# Start of Given information
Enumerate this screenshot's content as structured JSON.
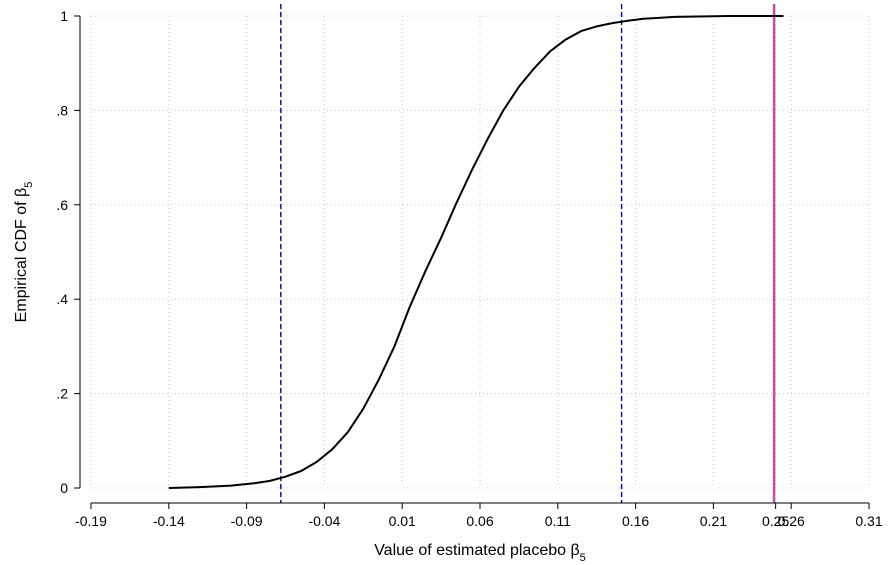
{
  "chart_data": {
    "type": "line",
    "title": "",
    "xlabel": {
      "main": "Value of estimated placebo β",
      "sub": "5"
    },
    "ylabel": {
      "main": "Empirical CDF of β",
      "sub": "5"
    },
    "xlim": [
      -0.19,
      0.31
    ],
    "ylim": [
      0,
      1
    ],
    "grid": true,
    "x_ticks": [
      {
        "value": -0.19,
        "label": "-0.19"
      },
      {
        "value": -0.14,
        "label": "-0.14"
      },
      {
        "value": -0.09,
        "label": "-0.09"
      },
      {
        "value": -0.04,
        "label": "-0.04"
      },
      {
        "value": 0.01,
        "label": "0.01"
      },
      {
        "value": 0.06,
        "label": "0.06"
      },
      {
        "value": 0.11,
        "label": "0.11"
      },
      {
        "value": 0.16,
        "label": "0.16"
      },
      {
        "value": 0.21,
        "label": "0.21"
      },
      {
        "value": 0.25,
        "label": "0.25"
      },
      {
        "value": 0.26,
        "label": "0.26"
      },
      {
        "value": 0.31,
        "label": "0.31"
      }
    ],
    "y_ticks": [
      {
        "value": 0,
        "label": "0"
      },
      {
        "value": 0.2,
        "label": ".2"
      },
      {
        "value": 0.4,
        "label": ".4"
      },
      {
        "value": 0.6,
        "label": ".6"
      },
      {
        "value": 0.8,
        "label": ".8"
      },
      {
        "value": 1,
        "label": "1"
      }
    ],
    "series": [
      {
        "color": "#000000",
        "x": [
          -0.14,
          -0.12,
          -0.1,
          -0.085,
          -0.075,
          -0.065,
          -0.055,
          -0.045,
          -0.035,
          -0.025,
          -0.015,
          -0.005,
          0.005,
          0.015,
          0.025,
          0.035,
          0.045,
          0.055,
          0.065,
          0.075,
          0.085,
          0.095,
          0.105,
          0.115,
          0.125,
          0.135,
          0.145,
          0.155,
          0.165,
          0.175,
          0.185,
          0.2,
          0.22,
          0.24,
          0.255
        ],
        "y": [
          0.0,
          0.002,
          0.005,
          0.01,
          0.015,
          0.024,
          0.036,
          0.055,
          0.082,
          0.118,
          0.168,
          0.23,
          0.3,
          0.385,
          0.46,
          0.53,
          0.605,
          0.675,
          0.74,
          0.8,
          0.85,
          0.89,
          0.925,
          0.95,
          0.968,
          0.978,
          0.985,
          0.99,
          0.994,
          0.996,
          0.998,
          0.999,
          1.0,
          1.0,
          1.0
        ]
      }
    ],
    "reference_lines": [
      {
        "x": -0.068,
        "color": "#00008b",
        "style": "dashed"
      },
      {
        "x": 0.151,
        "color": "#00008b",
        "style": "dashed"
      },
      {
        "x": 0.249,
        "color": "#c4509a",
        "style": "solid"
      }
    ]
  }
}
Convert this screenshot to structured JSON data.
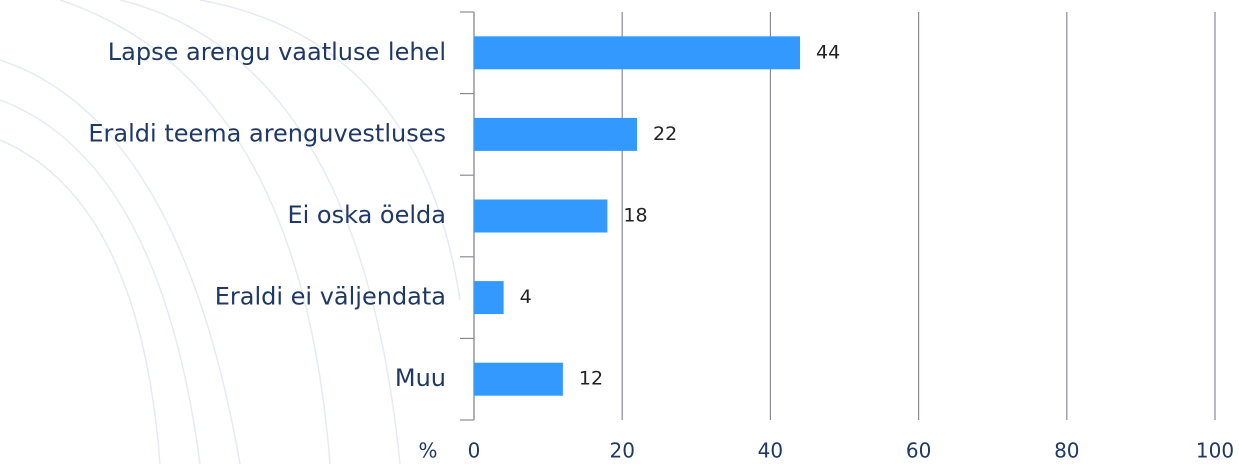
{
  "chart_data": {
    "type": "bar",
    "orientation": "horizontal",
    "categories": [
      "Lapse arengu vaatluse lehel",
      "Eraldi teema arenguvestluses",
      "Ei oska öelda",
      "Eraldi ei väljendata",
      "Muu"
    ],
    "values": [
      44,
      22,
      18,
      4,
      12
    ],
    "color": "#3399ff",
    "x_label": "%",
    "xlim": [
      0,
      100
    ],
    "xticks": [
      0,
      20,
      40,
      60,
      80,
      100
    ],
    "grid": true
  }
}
# End of Given information
Keep every word of the data as it is when you write it out, but drop the pictures.

Enumerate this screenshot's content as structured JSON.
{
  "chart_data": {
    "type": "line",
    "title": "",
    "xlabel": {
      "main": "Value of estimated placebo β",
      "sub": "5"
    },
    "ylabel": {
      "main": "Empirical CDF of β",
      "sub": "5"
    },
    "xlim": [
      -0.19,
      0.31
    ],
    "ylim": [
      0,
      1
    ],
    "grid": true,
    "x_ticks": [
      {
        "value": -0.19,
        "label": "-0.19"
      },
      {
        "value": -0.14,
        "label": "-0.14"
      },
      {
        "value": -0.09,
        "label": "-0.09"
      },
      {
        "value": -0.04,
        "label": "-0.04"
      },
      {
        "value": 0.01,
        "label": "0.01"
      },
      {
        "value": 0.06,
        "label": "0.06"
      },
      {
        "value": 0.11,
        "label": "0.11"
      },
      {
        "value": 0.16,
        "label": "0.16"
      },
      {
        "value": 0.21,
        "label": "0.21"
      },
      {
        "value": 0.25,
        "label": "0.25"
      },
      {
        "value": 0.26,
        "label": "0.26"
      },
      {
        "value": 0.31,
        "label": "0.31"
      }
    ],
    "y_ticks": [
      {
        "value": 0,
        "label": "0"
      },
      {
        "value": 0.2,
        "label": ".2"
      },
      {
        "value": 0.4,
        "label": ".4"
      },
      {
        "value": 0.6,
        "label": ".6"
      },
      {
        "value": 0.8,
        "label": ".8"
      },
      {
        "value": 1,
        "label": "1"
      }
    ],
    "series": [
      {
        "color": "#000000",
        "x": [
          -0.14,
          -0.12,
          -0.1,
          -0.085,
          -0.075,
          -0.065,
          -0.055,
          -0.045,
          -0.035,
          -0.025,
          -0.015,
          -0.005,
          0.005,
          0.015,
          0.025,
          0.035,
          0.045,
          0.055,
          0.065,
          0.075,
          0.085,
          0.095,
          0.105,
          0.115,
          0.125,
          0.135,
          0.145,
          0.155,
          0.165,
          0.175,
          0.185,
          0.2,
          0.22,
          0.24,
          0.255
        ],
        "y": [
          0.0,
          0.002,
          0.005,
          0.01,
          0.015,
          0.024,
          0.036,
          0.055,
          0.082,
          0.118,
          0.168,
          0.23,
          0.3,
          0.385,
          0.46,
          0.53,
          0.605,
          0.675,
          0.74,
          0.8,
          0.85,
          0.89,
          0.925,
          0.95,
          0.968,
          0.978,
          0.985,
          0.99,
          0.994,
          0.996,
          0.998,
          0.999,
          1.0,
          1.0,
          1.0
        ]
      }
    ],
    "reference_lines": [
      {
        "x": -0.068,
        "color": "#00008b",
        "style": "dashed"
      },
      {
        "x": 0.151,
        "color": "#00008b",
        "style": "dashed"
      },
      {
        "x": 0.249,
        "color": "#c4509a",
        "style": "solid"
      }
    ]
  }
}
Convert this screenshot to structured JSON data.
{
  "chart_data": {
    "type": "bar",
    "orientation": "horizontal",
    "categories": [
      "Lapse arengu vaatluse lehel",
      "Eraldi teema arenguvestluses",
      "Ei oska öelda",
      "Eraldi ei väljendata",
      "Muu"
    ],
    "values": [
      44,
      22,
      18,
      4,
      12
    ],
    "color": "#3399ff",
    "x_label": "%",
    "xlim": [
      0,
      100
    ],
    "xticks": [
      0,
      20,
      40,
      60,
      80,
      100
    ],
    "grid": true
  }
}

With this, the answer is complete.